**Exercise goal:** Copy, in full, each line of the material that holds the word "balance".

--- Data excerpts ---

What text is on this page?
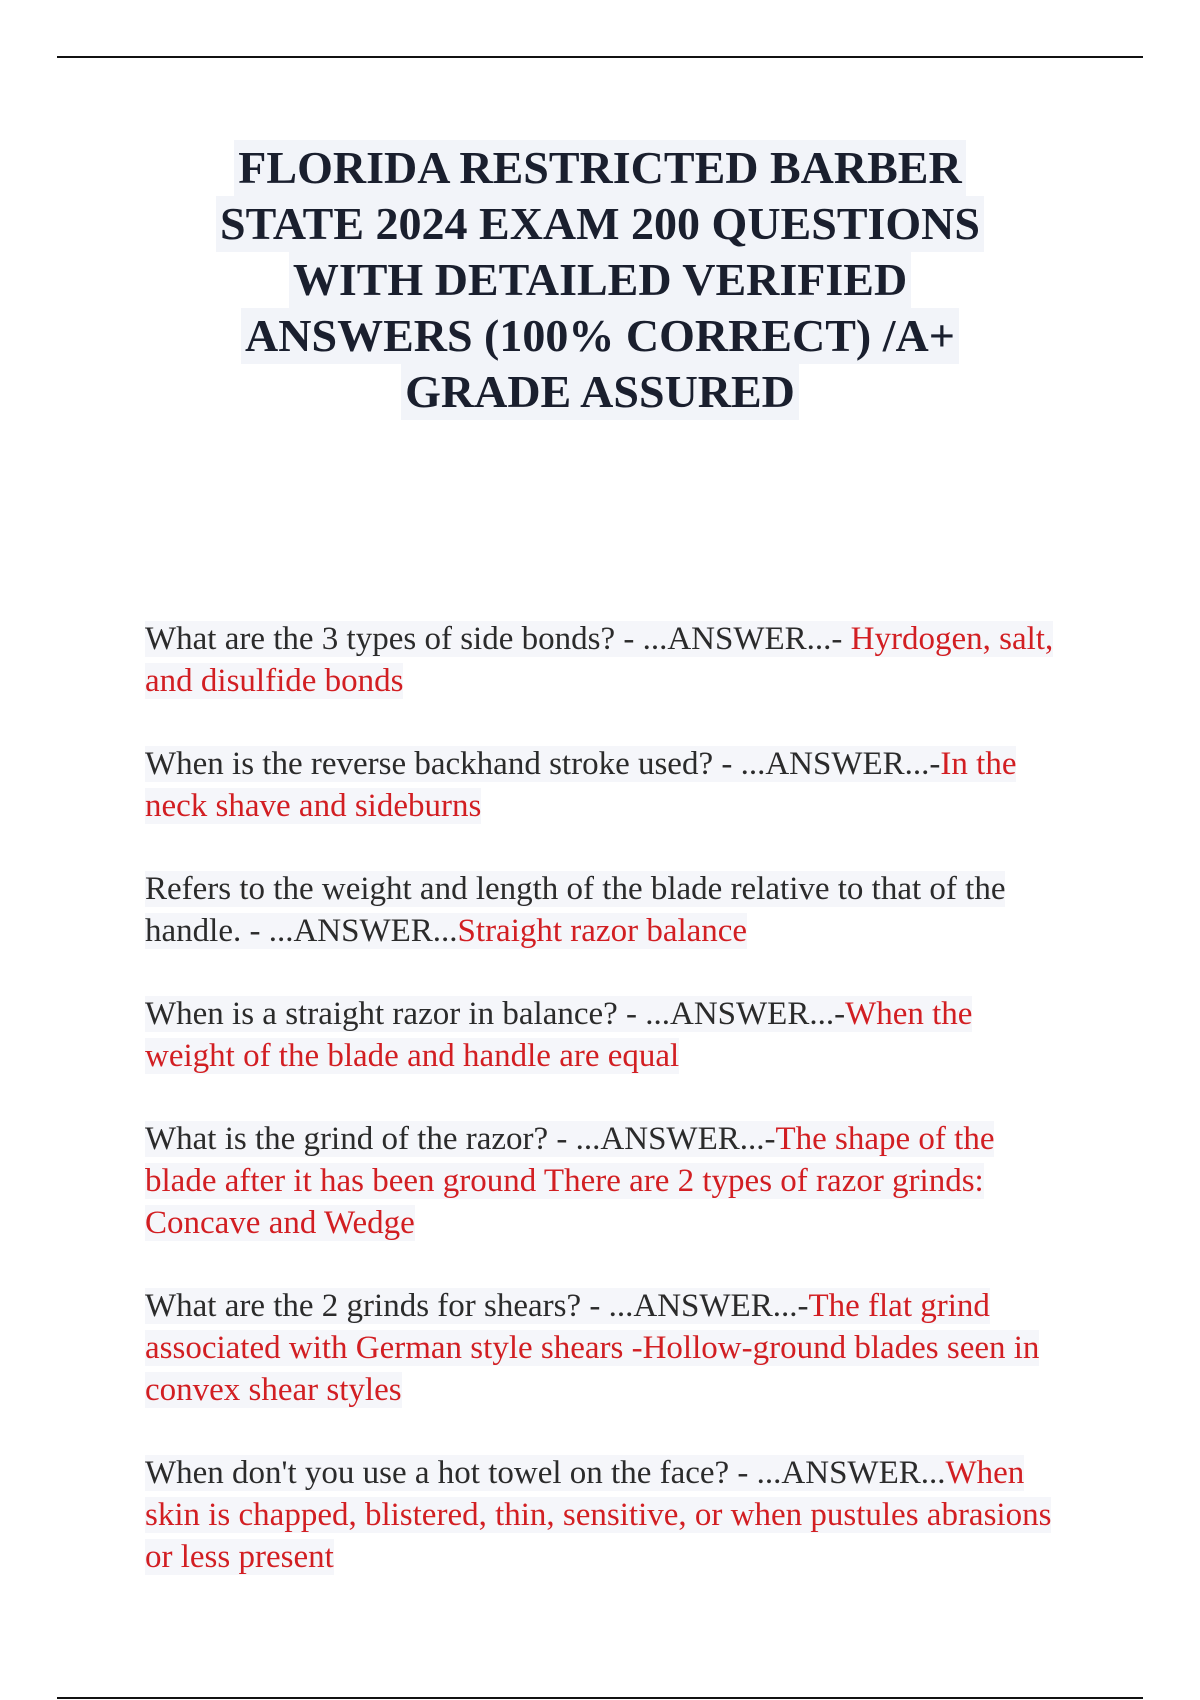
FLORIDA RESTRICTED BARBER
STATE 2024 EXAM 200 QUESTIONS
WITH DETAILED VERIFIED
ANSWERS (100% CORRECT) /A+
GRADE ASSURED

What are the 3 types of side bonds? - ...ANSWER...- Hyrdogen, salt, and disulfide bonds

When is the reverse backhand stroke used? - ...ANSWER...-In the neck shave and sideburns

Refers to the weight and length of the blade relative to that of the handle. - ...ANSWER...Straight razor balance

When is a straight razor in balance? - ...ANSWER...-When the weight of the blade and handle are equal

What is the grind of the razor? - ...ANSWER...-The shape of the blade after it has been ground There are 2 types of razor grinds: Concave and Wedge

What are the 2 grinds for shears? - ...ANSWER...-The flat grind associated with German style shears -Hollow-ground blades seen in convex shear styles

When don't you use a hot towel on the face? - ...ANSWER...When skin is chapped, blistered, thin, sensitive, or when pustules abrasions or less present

---
--- Data excerpts ---

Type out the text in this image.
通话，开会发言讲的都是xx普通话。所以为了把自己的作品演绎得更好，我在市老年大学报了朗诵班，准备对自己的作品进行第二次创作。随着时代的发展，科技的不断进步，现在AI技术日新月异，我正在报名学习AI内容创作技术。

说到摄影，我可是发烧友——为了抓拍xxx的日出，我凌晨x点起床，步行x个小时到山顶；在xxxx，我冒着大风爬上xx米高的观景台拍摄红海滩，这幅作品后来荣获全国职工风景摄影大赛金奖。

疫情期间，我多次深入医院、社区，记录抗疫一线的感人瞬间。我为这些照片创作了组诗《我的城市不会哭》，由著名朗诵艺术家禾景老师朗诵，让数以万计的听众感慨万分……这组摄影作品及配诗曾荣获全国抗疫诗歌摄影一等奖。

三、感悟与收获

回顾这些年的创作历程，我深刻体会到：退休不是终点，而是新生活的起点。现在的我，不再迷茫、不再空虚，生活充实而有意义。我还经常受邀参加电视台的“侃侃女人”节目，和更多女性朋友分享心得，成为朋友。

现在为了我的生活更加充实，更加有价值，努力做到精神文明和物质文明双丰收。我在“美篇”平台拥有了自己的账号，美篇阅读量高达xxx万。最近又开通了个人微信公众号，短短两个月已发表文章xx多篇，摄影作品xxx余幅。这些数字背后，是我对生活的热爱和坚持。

---

**Answer to this problem:**
Refers to the weight and length of the blade relative to that of the handle. - ...ANSWER...Straight razor balance
When is a straight razor in balance? - ...ANSWER...-When the weight of the blade and handle are equal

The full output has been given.